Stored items
********************
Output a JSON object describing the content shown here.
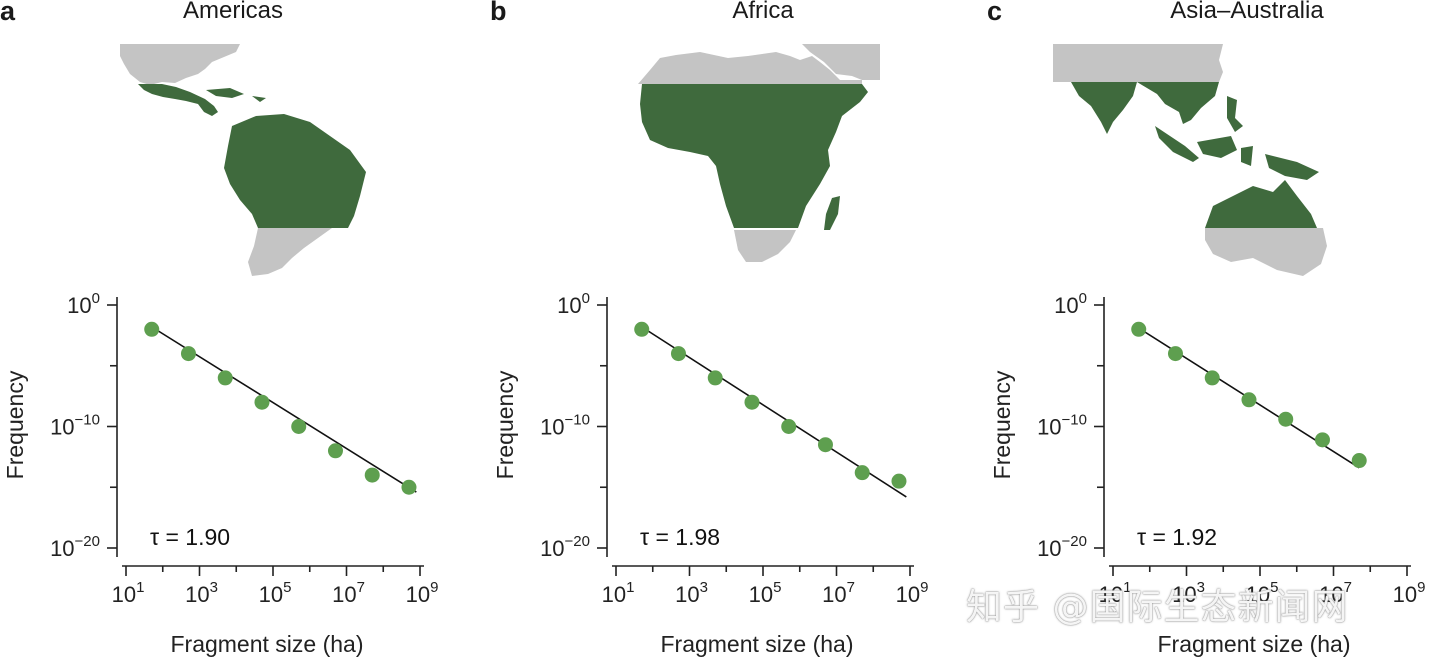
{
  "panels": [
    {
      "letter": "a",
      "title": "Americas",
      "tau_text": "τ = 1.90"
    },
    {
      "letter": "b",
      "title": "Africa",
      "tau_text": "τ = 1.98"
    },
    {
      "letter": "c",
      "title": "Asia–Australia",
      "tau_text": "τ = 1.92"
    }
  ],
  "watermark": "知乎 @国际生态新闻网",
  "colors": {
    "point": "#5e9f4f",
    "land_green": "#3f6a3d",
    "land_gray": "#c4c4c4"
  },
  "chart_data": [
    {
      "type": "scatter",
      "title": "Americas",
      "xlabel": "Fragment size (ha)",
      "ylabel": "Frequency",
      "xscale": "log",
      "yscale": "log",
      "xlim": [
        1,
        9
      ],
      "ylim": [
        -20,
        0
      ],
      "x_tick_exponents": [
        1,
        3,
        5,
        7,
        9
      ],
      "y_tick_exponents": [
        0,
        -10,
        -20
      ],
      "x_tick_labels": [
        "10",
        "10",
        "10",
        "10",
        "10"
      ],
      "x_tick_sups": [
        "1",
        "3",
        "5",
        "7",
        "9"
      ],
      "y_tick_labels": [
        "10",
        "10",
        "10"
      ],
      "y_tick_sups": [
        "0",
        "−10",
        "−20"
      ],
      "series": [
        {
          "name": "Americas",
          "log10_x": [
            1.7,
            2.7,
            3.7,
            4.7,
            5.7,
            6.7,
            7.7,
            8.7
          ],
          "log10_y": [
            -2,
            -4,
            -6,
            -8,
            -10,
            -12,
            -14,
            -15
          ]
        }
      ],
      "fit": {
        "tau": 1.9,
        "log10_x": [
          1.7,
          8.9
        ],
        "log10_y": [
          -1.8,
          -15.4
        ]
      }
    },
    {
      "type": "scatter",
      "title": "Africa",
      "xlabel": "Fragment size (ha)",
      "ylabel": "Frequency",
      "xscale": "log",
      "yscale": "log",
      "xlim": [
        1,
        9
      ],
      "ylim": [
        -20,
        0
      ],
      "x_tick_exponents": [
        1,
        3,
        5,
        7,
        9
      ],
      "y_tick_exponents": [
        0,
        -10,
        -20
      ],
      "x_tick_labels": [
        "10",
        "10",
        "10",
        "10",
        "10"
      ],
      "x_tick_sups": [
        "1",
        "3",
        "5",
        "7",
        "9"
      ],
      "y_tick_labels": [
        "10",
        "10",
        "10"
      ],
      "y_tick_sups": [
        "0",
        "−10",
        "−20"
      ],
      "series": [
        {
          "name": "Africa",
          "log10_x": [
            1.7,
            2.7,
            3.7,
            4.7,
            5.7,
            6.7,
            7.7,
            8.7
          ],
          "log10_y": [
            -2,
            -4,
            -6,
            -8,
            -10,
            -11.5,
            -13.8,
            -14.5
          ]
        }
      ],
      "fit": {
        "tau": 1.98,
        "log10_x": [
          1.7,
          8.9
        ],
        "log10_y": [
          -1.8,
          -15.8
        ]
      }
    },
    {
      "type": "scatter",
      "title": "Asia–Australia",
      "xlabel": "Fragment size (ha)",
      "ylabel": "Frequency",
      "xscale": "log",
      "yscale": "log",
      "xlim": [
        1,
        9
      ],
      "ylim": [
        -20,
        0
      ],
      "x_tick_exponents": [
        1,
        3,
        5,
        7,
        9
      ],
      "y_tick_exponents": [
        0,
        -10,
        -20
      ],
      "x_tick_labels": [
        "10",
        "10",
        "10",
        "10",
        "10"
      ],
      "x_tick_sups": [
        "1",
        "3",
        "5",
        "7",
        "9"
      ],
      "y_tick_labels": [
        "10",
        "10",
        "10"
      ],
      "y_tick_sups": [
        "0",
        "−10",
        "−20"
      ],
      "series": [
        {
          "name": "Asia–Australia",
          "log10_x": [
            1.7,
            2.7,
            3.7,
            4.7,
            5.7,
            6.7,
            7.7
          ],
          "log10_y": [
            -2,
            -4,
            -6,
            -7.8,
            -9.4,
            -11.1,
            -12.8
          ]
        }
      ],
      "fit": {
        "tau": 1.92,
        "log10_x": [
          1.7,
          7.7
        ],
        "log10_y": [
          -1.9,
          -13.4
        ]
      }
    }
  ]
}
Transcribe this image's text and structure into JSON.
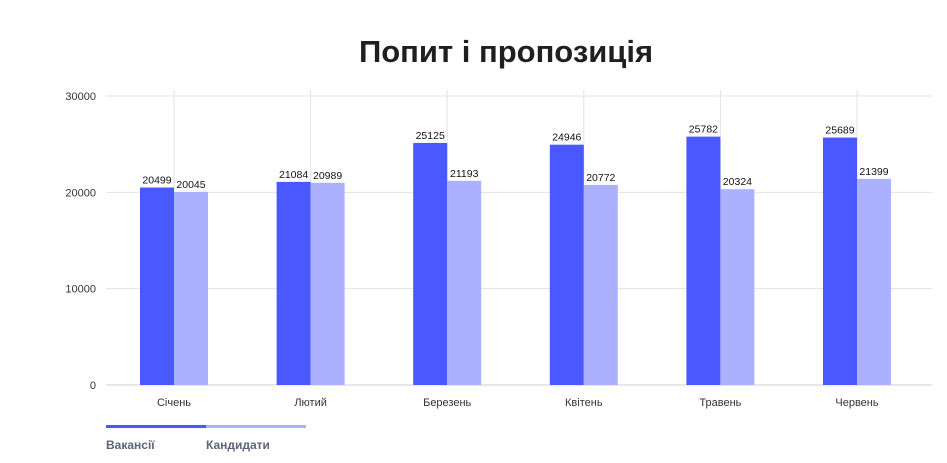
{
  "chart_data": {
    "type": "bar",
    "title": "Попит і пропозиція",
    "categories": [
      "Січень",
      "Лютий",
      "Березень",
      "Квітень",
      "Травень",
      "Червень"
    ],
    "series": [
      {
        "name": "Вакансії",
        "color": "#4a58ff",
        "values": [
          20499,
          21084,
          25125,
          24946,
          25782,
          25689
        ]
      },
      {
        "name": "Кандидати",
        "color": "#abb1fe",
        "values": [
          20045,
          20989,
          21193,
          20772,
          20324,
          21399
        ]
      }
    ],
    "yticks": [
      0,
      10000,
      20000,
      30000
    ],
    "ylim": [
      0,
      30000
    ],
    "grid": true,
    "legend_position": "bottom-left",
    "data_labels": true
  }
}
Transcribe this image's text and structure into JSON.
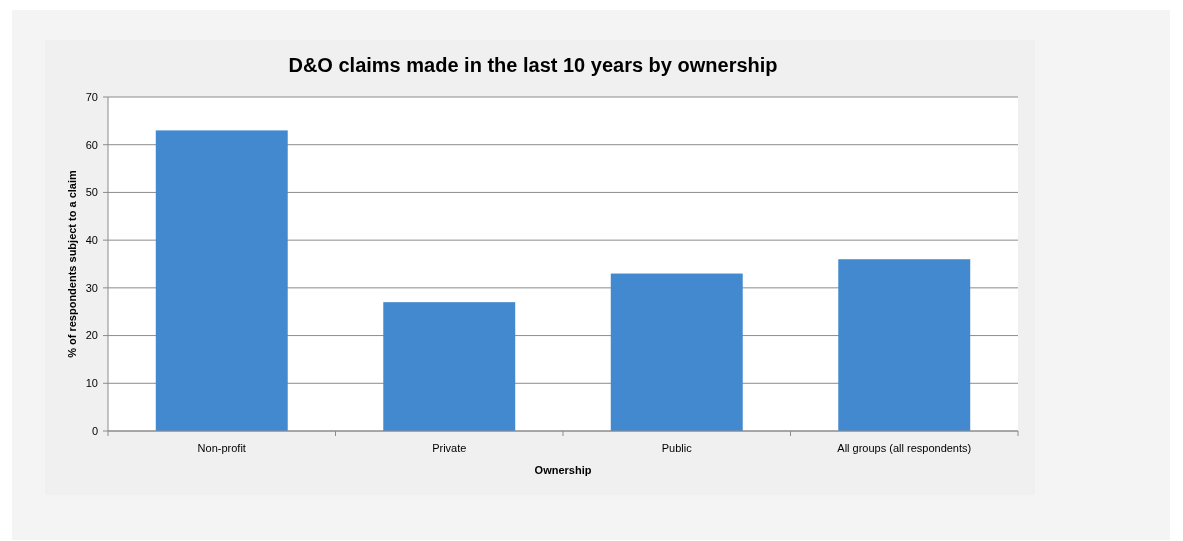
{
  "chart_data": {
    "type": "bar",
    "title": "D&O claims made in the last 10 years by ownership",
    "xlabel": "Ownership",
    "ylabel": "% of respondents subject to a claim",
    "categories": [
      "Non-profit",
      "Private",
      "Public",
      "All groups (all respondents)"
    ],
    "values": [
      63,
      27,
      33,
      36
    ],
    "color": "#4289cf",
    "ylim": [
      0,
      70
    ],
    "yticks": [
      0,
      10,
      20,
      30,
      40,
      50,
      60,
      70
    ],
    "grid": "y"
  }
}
********************
Copy all the lines of data exactly as they appear, dropping any images.

Output a JSON object describing the content shown here.
{
  "panels": [
    {
      "letter": "a",
      "title": "Americas",
      "tau_text": "τ = 1.90"
    },
    {
      "letter": "b",
      "title": "Africa",
      "tau_text": "τ = 1.98"
    },
    {
      "letter": "c",
      "title": "Asia–Australia",
      "tau_text": "τ = 1.92"
    }
  ],
  "watermark": "知乎 @国际生态新闻网",
  "colors": {
    "point": "#5e9f4f",
    "land_green": "#3f6a3d",
    "land_gray": "#c4c4c4"
  },
  "chart_data": [
    {
      "type": "scatter",
      "title": "Americas",
      "xlabel": "Fragment size (ha)",
      "ylabel": "Frequency",
      "xscale": "log",
      "yscale": "log",
      "xlim": [
        1,
        9
      ],
      "ylim": [
        -20,
        0
      ],
      "x_tick_exponents": [
        1,
        3,
        5,
        7,
        9
      ],
      "y_tick_exponents": [
        0,
        -10,
        -20
      ],
      "x_tick_labels": [
        "10",
        "10",
        "10",
        "10",
        "10"
      ],
      "x_tick_sups": [
        "1",
        "3",
        "5",
        "7",
        "9"
      ],
      "y_tick_labels": [
        "10",
        "10",
        "10"
      ],
      "y_tick_sups": [
        "0",
        "−10",
        "−20"
      ],
      "series": [
        {
          "name": "Americas",
          "log10_x": [
            1.7,
            2.7,
            3.7,
            4.7,
            5.7,
            6.7,
            7.7,
            8.7
          ],
          "log10_y": [
            -2,
            -4,
            -6,
            -8,
            -10,
            -12,
            -14,
            -15
          ]
        }
      ],
      "fit": {
        "tau": 1.9,
        "log10_x": [
          1.7,
          8.9
        ],
        "log10_y": [
          -1.8,
          -15.4
        ]
      }
    },
    {
      "type": "scatter",
      "title": "Africa",
      "xlabel": "Fragment size (ha)",
      "ylabel": "Frequency",
      "xscale": "log",
      "yscale": "log",
      "xlim": [
        1,
        9
      ],
      "ylim": [
        -20,
        0
      ],
      "x_tick_exponents": [
        1,
        3,
        5,
        7,
        9
      ],
      "y_tick_exponents": [
        0,
        -10,
        -20
      ],
      "x_tick_labels": [
        "10",
        "10",
        "10",
        "10",
        "10"
      ],
      "x_tick_sups": [
        "1",
        "3",
        "5",
        "7",
        "9"
      ],
      "y_tick_labels": [
        "10",
        "10",
        "10"
      ],
      "y_tick_sups": [
        "0",
        "−10",
        "−20"
      ],
      "series": [
        {
          "name": "Africa",
          "log10_x": [
            1.7,
            2.7,
            3.7,
            4.7,
            5.7,
            6.7,
            7.7,
            8.7
          ],
          "log10_y": [
            -2,
            -4,
            -6,
            -8,
            -10,
            -11.5,
            -13.8,
            -14.5
          ]
        }
      ],
      "fit": {
        "tau": 1.98,
        "log10_x": [
          1.7,
          8.9
        ],
        "log10_y": [
          -1.8,
          -15.8
        ]
      }
    },
    {
      "type": "scatter",
      "title": "Asia–Australia",
      "xlabel": "Fragment size (ha)",
      "ylabel": "Frequency",
      "xscale": "log",
      "yscale": "log",
      "xlim": [
        1,
        9
      ],
      "ylim": [
        -20,
        0
      ],
      "x_tick_exponents": [
        1,
        3,
        5,
        7,
        9
      ],
      "y_tick_exponents": [
        0,
        -10,
        -20
      ],
      "x_tick_labels": [
        "10",
        "10",
        "10",
        "10",
        "10"
      ],
      "x_tick_sups": [
        "1",
        "3",
        "5",
        "7",
        "9"
      ],
      "y_tick_labels": [
        "10",
        "10",
        "10"
      ],
      "y_tick_sups": [
        "0",
        "−10",
        "−20"
      ],
      "series": [
        {
          "name": "Asia–Australia",
          "log10_x": [
            1.7,
            2.7,
            3.7,
            4.7,
            5.7,
            6.7,
            7.7
          ],
          "log10_y": [
            -2,
            -4,
            -6,
            -7.8,
            -9.4,
            -11.1,
            -12.8
          ]
        }
      ],
      "fit": {
        "tau": 1.92,
        "log10_x": [
          1.7,
          7.7
        ],
        "log10_y": [
          -1.9,
          -13.4
        ]
      }
    }
  ]
}
Transcribe this image's text and structure into JSON.
{
  "chart_data": {
    "type": "bar",
    "title": "Попит і пропозиція",
    "categories": [
      "Січень",
      "Лютий",
      "Березень",
      "Квітень",
      "Травень",
      "Червень"
    ],
    "series": [
      {
        "name": "Вакансії",
        "color": "#4a58ff",
        "values": [
          20499,
          21084,
          25125,
          24946,
          25782,
          25689
        ]
      },
      {
        "name": "Кандидати",
        "color": "#abb1fe",
        "values": [
          20045,
          20989,
          21193,
          20772,
          20324,
          21399
        ]
      }
    ],
    "yticks": [
      0,
      10000,
      20000,
      30000
    ],
    "ylim": [
      0,
      30000
    ],
    "grid": true,
    "legend_position": "bottom-left",
    "data_labels": true
  }
}
Transcribe this image's text and structure into JSON.
{
  "chart_data": {
    "type": "bar",
    "title": "D&O claims made in the last 10 years by ownership",
    "xlabel": "Ownership",
    "ylabel": "% of respondents subject to a claim",
    "categories": [
      "Non-profit",
      "Private",
      "Public",
      "All groups (all respondents)"
    ],
    "values": [
      63,
      27,
      33,
      36
    ],
    "color": "#4289cf",
    "ylim": [
      0,
      70
    ],
    "yticks": [
      0,
      10,
      20,
      30,
      40,
      50,
      60,
      70
    ],
    "grid": "y"
  }
}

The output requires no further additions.